§ **Set tasks**:
1 – According to the budget explainer, which body prepares the Union Budget?
2 – Rename "stakeholders" as "interested parties" and write out the budget explainer from "When the government’s" to "and industry representatives." with that change.

--- begin Extract ---

In simpler terms, the Union Budget is the government’s money plan for the year, outlining where it expects to earn revenue and how it plans to spend it. It provides a roadmap for funding essential sectors such as infrastructure, healthcare, education, and defense, while also laying down policies that influence taxation and public welfare.
 

Components of the Union Budget

The Union Budget is broadly divided into two major components: the Revenue Budget and the Capital Budget.

1. Revenue Budget

The Revenue Budget deals with the government’s day-to-day operations. It comprises:

  • Revenue Receipts: These are the funds collected by the government through taxes (like income tax, GST, and corporate tax) and non-tax sources (like dividends from public sector companies).
  • Revenue Expenditure: These are the routine expenses incurred by the government, such as salaries of public employees, subsidies, and interest payments on loans.

If the government spends more than it earns under this section, it incurs a Revenue Deficit.

2. Capital Budget

The Capital Budget, on the other hand, focuses on long-term investments and financial transactions that create productive assets. It includes:

  • Capital Receipts: Funds raised through loans, disinvestment, or borrowing from the Reserve Bank of India (RBI) or foreign entities.
  • Capital Expenditure: Expenses on infrastructure development, building highways, purchasing defense equipment, and other projects aimed at long-term growth.

When the government’s total expenditure exceeds its total revenue (including both revenue and capital budgets), it results in a Fiscal Deficit, which indicates the amount the government needs to borrow to balance its books.
 

How is the Union Budget Prepared?

The Union Budget is prepared by the Budget Division of the Department of Economic Affairs, under the Ministry of Finance. The process is meticulous and spans several months to ensure comprehensive planning. Here's a brief outline of the steps involved:

  • Data Collection: Inputs are gathered from various government departments, ministries, and state governments regarding their financial needs and priorities.
  • Analysis and Consultation: Experts analyze economic indicators such as inflation, GDP growth, and global trends. Consultations are held with stakeholders like economists, business leaders, and industry representatives.
  • Drafting the Budget: After thorough analysis, the budget is drafted, keeping in mind the government’s goals and financial constraints.
  • Approval: The draft is reviewed and approved by the Finance Minister, followed by the Union Cabinet.
  • Presentation in Parliament: The budget is presented in the Lok Sabha, usually on February 1, by the Finance Minister.
     

Understanding the Budget Speech

The Finance Minister’s budget speech in the Lok Sabha is an important event that provides a snapshot of the government's financial plans. The speech highlights:

  • Key focus areas for the year (e.g., healthcare, infrastructure, or digital transformation).
  • Tax policy changes, including modifications in income tax slabs.
  • Fiscal deficit targets and borrowing plans.
  • Major government initiatives, such as divestment programs or renewable energy missions.

--- end Extract ---
--- begin Entries supplied ---

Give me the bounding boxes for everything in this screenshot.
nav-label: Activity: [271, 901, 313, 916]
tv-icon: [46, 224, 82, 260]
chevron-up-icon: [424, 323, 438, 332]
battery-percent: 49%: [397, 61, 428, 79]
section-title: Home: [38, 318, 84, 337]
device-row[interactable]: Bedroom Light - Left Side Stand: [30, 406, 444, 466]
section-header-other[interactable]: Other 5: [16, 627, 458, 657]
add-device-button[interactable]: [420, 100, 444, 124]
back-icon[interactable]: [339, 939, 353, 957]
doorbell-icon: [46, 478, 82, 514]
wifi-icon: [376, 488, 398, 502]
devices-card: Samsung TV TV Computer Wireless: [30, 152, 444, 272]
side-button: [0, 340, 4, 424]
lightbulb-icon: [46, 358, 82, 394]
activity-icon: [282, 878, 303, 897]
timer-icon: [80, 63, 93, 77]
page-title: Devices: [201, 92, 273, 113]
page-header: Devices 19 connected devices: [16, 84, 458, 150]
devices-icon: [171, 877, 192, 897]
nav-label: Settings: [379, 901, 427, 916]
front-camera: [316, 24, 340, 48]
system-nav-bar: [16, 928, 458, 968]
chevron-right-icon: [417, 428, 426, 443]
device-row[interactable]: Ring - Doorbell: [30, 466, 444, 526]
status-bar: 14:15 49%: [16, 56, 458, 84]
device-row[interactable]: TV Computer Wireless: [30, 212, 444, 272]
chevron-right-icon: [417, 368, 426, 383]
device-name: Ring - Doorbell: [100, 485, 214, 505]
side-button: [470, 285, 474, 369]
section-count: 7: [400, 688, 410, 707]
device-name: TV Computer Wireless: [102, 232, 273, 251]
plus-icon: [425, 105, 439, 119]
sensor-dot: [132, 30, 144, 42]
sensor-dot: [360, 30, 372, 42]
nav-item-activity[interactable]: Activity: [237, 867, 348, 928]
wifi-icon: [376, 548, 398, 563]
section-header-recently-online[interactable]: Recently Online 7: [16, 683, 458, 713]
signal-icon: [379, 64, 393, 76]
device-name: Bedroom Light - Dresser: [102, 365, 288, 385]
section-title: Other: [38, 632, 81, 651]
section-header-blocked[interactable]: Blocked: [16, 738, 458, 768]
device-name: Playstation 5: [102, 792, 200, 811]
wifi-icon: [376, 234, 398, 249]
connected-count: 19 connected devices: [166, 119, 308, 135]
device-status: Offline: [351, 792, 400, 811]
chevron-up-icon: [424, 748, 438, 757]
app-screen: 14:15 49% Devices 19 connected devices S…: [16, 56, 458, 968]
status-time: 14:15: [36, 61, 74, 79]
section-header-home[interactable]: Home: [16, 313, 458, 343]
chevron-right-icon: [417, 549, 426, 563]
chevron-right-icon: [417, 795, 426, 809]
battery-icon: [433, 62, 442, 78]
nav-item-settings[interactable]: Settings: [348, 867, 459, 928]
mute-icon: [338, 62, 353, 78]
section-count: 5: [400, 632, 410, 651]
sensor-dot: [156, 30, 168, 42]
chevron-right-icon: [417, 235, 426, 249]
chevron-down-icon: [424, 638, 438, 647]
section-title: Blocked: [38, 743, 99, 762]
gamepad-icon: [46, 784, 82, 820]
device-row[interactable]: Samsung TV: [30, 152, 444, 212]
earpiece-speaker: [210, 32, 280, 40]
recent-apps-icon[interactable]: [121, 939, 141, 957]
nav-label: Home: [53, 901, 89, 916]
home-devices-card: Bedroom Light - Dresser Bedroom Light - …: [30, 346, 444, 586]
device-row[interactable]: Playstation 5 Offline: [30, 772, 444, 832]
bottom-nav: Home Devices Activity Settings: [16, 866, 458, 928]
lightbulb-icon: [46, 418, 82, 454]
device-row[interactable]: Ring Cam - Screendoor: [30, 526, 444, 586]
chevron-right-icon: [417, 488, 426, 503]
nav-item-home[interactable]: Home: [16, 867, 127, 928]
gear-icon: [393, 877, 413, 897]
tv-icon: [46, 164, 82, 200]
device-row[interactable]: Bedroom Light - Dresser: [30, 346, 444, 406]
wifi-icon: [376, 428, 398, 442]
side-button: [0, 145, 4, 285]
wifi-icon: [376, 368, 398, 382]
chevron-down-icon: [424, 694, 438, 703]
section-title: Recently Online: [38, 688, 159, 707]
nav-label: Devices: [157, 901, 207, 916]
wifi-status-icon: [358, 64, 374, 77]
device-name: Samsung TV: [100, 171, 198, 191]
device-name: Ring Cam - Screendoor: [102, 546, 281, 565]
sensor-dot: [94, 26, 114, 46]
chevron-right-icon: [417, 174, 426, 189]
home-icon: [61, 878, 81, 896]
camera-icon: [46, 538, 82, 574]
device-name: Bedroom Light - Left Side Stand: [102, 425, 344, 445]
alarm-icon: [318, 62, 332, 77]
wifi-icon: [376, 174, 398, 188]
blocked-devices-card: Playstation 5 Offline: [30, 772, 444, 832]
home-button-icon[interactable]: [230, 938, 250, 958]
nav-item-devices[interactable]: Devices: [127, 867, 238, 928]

--- end Entries supplied ---

§ **Results of the tasks**:
1 – The Budget Division of the Department of Economic Affairs, under the Ministry of Finance.

2 –
When the government’s total expenditure exceeds its total revenue (including both revenue and capital budgets), it results in a Fiscal Deficit, which indicates the amount the government needs to borrow to balance its books.
 

How is the Union Budget Prepared?

The Union Budget is prepared by the Budget Division of the Department of Economic Affairs, under the Ministry of Finance. The process is meticulous and spans several months to ensure comprehensive planning. Here's a brief outline of the steps involved:

  • Data Collection: Inputs are gathered from various government departments, ministries, and state governments regarding their financial needs and priorities.
  • Analysis and Consultation: Experts analyze economic indicators such as inflation, GDP growth, and global trends. Consultations are held with interested parties like economists, business leaders, and industry representatives.